Data items
■ ■ ■ ■ ■

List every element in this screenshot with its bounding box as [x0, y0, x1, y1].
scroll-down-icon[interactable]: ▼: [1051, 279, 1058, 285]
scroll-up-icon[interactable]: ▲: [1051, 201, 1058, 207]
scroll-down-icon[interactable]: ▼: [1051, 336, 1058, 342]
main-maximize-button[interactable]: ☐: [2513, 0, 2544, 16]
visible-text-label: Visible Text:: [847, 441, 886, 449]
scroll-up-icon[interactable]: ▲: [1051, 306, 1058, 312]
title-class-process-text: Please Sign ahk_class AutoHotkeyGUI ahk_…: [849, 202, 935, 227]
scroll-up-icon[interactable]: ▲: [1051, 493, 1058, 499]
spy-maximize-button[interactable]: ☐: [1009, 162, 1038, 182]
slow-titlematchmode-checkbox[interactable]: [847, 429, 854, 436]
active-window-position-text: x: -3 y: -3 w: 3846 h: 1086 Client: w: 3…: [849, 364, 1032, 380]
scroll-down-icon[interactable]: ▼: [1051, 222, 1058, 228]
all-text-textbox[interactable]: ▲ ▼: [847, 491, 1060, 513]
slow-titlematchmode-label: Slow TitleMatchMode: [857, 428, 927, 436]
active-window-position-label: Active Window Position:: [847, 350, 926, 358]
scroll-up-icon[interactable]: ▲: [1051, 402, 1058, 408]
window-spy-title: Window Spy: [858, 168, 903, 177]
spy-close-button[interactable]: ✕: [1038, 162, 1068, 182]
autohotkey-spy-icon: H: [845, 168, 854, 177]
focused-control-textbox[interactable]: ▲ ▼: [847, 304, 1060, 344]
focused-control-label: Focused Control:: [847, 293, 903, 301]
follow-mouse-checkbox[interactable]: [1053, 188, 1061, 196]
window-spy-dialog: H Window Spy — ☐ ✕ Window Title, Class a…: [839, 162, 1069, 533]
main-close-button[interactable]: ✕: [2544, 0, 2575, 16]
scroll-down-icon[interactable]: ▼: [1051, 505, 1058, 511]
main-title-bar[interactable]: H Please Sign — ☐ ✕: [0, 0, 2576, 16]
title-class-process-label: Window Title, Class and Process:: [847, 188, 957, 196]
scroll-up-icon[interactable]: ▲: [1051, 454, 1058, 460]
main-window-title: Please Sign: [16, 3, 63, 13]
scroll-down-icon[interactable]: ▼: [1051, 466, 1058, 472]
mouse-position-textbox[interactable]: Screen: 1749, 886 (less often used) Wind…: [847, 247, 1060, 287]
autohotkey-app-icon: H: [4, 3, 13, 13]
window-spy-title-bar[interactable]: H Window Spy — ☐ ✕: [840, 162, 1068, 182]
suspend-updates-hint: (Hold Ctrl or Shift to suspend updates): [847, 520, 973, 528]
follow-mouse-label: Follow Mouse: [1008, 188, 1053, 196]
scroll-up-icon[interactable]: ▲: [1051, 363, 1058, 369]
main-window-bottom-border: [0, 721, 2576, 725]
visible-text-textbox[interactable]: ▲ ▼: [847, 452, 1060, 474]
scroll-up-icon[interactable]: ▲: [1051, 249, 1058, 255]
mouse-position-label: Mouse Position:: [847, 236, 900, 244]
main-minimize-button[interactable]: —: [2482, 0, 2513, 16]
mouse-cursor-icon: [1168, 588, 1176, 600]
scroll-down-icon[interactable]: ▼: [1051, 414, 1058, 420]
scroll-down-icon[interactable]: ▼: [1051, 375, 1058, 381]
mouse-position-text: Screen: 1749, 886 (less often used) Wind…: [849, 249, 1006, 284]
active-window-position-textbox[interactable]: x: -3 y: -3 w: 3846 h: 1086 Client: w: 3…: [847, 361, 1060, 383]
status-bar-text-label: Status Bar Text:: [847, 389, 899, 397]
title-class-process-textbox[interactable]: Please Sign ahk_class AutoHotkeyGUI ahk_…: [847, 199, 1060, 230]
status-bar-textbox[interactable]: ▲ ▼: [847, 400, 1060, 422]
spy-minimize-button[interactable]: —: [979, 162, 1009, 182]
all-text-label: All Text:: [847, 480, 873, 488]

■ ■ ■ ■ ■

What the task requires = Convert every line of the data above into a JSON list of strings, with one string per line and blank lines omitted.

Solved problem =
[
  "List every element in this screenshot with its bounding box as [x0, y0, x1, y1].",
  "scroll-down-icon[interactable]: ▼: [1051, 279, 1058, 285]",
  "scroll-up-icon[interactable]: ▲: [1051, 201, 1058, 207]",
  "scroll-down-icon[interactable]: ▼: [1051, 336, 1058, 342]",
  "main-maximize-button[interactable]: ☐: [2513, 0, 2544, 16]",
  "visible-text-label: Visible Text:: [847, 441, 886, 449]",
  "scroll-up-icon[interactable]: ▲: [1051, 306, 1058, 312]",
  "title-class-process-text: Please Sign ahk_class AutoHotkeyGUI ahk_…: [849, 202, 935, 227]",
  "scroll-up-icon[interactable]: ▲: [1051, 493, 1058, 499]",
  "spy-maximize-button[interactable]: ☐: [1009, 162, 1038, 182]",
  "slow-titlematchmode-checkbox[interactable]: [847, 429, 854, 436]",
  "active-window-position-text: x: -3 y: -3 w: 3846 h: 1086 Client: w: 3…: [849, 364, 1032, 380]",
  "scroll-down-icon[interactable]: ▼: [1051, 222, 1058, 228]",
  "all-text-textbox[interactable]: ▲ ▼: [847, 491, 1060, 513]",
  "slow-titlematchmode-label: Slow TitleMatchMode: [857, 428, 927, 436]",
  "active-window-position-label: Active Window Position:: [847, 350, 926, 358]",
  "scroll-up-icon[interactable]: ▲: [1051, 402, 1058, 408]",
  "window-spy-title: Window Spy: [858, 168, 903, 177]",
  "spy-close-button[interactable]: ✕: [1038, 162, 1068, 182]",
  "autohotkey-spy-icon: H: [845, 168, 854, 177]",
  "focused-control-textbox[interactable]: ▲ ▼: [847, 304, 1060, 344]",
  "focused-control-label: Focused Control:: [847, 293, 903, 301]",
  "follow-mouse-checkbox[interactable]: [1053, 188, 1061, 196]",
  "window-spy-dialog: H Window Spy — ☐ ✕ Window Title, Class a…: [839, 162, 1069, 533]",
  "main-close-button[interactable]: ✕: [2544, 0, 2575, 16]",
  "scroll-down-icon[interactable]: ▼: [1051, 505, 1058, 511]",
  "main-title-bar[interactable]: H Please Sign — ☐ ✕: [0, 0, 2576, 16]",
  "title-class-process-label: Window Title, Class and Process:: [847, 188, 957, 196]",
  "scroll-up-icon[interactable]: ▲: [1051, 454, 1058, 460]",
  "main-window-title: Please Sign: [16, 3, 63, 13]",
  "scroll-down-icon[interactable]: ▼: [1051, 466, 1058, 472]",
  "mouse-position-textbox[interactable]: Screen: 1749, 886 (less often used) Wind…: [847, 247, 1060, 287]",
  "autohotkey-app-icon: H: [4, 3, 13, 13]",
  "window-spy-title-bar[interactable]: H Window Spy — ☐ ✕: [840, 162, 1068, 182]",
  "suspend-updates-hint: (Hold Ctrl or Shift to suspend updates): [847, 520, 973, 528]",
  "follow-mouse-label: Follow Mouse: [1008, 188, 1053, 196]",
  "scroll-up-icon[interactable]: ▲: [1051, 363, 1058, 369]",
  "main-window-bottom-border: [0, 721, 2576, 725]",
  "visible-text-textbox[interactable]: ▲ ▼: [847, 452, 1060, 474]",
  "scroll-up-icon[interactable]: ▲: [1051, 249, 1058, 255]",
  "mouse-position-label: Mouse Position:: [847, 236, 900, 244]",
  "main-minimize-button[interactable]: —: [2482, 0, 2513, 16]",
  "mouse-cursor-icon: [1168, 588, 1176, 600]",
  "scroll-down-icon[interactable]: ▼: [1051, 414, 1058, 420]",
  "scroll-down-icon[interactable]: ▼: [1051, 375, 1058, 381]",
  "mouse-position-text: Screen: 1749, 886 (less often used) Wind…: [849, 249, 1006, 284]",
  "active-window-position-textbox[interactable]: x: -3 y: -3 w: 3846 h: 1086 Client: w: 3…: [847, 361, 1060, 383]",
  "status-bar-text-label: Status Bar Text:: [847, 389, 899, 397]",
  "title-class-process-textbox[interactable]: Please Sign ahk_class AutoHotkeyGUI ahk_…: [847, 199, 1060, 230]",
  "status-bar-textbox[interactable]: ▲ ▼: [847, 400, 1060, 422]",
  "spy-minimize-button[interactable]: —: [979, 162, 1009, 182]",
  "all-text-label: All Text:: [847, 480, 873, 488]"
]